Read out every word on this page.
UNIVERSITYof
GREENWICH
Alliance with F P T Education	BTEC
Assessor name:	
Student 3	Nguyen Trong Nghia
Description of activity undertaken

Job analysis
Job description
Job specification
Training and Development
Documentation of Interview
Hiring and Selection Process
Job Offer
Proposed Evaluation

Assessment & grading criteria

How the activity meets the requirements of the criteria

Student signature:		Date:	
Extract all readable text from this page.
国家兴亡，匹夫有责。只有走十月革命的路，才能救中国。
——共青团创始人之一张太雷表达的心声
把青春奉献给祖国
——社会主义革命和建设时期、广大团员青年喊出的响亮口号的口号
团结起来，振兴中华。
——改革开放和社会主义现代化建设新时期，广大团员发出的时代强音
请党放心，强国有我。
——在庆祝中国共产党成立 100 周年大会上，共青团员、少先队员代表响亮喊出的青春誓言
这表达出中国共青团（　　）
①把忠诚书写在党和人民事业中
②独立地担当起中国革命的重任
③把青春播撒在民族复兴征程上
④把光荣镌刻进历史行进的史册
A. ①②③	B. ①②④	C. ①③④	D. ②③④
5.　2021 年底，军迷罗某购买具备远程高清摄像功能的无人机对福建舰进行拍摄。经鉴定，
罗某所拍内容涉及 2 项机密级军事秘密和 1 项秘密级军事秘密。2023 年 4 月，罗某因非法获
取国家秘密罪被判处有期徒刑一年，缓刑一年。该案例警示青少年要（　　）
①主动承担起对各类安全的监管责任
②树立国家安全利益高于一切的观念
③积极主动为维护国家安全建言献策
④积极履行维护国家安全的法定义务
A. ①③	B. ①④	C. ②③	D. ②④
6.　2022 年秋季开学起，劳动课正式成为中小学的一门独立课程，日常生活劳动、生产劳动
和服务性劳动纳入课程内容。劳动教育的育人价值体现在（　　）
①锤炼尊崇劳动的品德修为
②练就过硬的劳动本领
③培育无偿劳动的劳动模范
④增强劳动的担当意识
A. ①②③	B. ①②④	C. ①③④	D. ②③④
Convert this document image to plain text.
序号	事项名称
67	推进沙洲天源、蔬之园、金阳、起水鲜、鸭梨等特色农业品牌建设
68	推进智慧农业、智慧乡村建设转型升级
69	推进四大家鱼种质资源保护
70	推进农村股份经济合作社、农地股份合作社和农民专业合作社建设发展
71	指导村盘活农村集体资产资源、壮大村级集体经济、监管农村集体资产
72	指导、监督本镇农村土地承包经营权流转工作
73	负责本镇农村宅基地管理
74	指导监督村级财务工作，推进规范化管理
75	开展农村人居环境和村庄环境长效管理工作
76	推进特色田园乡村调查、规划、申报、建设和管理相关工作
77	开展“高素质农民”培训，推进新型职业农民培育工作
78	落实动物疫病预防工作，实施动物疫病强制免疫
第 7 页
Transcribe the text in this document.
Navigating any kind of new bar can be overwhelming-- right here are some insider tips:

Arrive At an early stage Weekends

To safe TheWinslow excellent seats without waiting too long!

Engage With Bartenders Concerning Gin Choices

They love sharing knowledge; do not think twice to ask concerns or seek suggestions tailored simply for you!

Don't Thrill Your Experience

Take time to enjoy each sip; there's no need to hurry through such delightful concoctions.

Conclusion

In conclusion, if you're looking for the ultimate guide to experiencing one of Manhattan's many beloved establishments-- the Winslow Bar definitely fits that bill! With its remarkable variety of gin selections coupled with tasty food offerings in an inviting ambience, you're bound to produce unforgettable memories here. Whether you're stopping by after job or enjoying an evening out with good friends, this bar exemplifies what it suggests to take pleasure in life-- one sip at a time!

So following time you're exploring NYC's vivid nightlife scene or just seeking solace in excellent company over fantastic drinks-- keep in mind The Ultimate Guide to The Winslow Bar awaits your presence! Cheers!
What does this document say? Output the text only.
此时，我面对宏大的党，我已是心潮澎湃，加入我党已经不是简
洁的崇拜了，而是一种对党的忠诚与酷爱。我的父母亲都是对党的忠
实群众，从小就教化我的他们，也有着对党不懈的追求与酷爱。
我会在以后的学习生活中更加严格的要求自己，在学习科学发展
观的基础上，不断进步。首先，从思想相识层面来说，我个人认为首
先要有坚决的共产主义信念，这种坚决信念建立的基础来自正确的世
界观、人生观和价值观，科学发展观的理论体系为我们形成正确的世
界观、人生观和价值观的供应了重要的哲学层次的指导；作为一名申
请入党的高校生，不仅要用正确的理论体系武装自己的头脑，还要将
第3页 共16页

- **STATED GOAL**: Select every line where the word "criteria" occurs.

- **ANSWER TO THIS TASK**:
Assessment & grading criteria
How the activity meets the requirements of the criteria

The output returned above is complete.